What you should do >> Wherever a line holds the word "Slope", copy that line out.

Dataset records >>
========================

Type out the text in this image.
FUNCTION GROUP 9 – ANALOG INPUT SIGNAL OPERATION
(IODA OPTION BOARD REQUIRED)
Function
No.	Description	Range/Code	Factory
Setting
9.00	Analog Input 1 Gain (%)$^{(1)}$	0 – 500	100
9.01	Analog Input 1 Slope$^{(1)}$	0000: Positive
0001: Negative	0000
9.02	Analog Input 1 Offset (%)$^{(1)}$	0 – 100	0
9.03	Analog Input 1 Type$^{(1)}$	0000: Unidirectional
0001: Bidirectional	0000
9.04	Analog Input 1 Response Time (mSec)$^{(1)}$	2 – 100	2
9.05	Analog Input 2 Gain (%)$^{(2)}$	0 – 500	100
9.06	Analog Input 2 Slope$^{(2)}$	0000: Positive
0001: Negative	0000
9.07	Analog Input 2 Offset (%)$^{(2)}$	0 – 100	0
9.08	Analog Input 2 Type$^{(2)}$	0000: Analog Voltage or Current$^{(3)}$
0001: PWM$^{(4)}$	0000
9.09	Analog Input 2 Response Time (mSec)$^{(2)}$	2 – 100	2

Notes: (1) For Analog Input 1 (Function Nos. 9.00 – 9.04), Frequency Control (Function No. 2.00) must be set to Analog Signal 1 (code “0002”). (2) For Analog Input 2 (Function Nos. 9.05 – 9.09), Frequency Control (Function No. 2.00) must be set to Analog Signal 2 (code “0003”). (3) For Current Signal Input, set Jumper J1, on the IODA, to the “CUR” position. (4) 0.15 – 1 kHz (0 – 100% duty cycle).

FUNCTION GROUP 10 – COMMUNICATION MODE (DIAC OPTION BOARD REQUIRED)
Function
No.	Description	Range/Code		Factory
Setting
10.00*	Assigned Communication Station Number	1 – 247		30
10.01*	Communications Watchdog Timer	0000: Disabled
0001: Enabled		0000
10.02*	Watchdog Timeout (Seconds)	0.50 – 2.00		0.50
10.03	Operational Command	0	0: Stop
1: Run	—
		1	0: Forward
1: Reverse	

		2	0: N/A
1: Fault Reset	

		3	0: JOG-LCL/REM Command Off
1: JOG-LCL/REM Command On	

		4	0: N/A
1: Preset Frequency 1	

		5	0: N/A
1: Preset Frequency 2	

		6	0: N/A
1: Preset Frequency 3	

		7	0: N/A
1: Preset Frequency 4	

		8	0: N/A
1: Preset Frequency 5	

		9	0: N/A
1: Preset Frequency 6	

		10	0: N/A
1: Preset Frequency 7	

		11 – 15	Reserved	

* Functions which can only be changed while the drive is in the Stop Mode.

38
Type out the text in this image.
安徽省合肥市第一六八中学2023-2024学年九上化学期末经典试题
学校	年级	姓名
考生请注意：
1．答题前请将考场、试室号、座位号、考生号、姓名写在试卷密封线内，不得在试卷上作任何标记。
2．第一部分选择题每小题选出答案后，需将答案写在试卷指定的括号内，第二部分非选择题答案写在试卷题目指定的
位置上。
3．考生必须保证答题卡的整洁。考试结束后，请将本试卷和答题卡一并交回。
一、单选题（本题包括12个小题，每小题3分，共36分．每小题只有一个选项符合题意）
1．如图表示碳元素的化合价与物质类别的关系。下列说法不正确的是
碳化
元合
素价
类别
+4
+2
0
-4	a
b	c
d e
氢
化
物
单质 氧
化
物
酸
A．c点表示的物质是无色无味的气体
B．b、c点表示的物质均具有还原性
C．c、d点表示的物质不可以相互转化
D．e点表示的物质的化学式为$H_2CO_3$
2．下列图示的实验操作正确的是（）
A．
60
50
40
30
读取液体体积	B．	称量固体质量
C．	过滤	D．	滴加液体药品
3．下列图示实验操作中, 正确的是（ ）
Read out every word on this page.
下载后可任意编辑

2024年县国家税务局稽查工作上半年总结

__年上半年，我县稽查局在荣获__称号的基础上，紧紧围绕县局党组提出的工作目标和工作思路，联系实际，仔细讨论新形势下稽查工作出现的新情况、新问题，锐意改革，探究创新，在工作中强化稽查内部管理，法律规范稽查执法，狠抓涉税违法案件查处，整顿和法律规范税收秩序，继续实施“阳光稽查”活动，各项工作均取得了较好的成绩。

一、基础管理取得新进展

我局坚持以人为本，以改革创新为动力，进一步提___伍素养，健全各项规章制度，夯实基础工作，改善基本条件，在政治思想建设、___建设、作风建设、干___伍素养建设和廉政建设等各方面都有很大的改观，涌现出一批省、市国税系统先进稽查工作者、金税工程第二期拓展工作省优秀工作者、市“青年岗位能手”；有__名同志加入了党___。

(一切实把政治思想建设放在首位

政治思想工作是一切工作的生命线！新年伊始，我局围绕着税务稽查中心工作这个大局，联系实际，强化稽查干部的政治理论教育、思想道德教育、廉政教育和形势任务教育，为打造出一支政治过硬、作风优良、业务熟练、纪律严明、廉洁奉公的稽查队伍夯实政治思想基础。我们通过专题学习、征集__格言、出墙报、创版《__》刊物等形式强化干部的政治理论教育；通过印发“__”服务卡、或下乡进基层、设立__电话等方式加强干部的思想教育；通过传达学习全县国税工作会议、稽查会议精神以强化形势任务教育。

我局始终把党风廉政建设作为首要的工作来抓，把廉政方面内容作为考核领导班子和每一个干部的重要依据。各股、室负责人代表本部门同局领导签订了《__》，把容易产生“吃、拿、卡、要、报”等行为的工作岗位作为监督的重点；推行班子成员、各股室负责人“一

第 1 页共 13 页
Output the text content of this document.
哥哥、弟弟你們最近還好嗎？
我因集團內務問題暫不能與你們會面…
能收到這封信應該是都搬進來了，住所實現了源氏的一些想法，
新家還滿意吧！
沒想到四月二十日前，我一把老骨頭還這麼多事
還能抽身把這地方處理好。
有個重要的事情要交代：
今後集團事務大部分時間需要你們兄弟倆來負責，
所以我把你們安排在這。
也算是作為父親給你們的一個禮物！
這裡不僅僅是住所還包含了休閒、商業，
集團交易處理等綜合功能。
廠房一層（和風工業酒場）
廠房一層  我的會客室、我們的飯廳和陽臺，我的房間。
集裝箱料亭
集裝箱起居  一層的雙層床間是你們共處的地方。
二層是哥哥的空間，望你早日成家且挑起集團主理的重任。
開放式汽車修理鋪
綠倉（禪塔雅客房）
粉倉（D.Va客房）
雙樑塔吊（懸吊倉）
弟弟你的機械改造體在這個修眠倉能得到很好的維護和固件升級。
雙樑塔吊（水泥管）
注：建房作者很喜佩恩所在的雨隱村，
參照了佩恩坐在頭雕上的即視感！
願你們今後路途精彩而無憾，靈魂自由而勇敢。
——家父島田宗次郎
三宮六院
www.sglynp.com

========================

Exercise result >>
9.01	Analog Input 1 Slope$^{(1)}$	0000: Positive
9.06	Analog Input 2 Slope$^{(2)}$	0000: Positive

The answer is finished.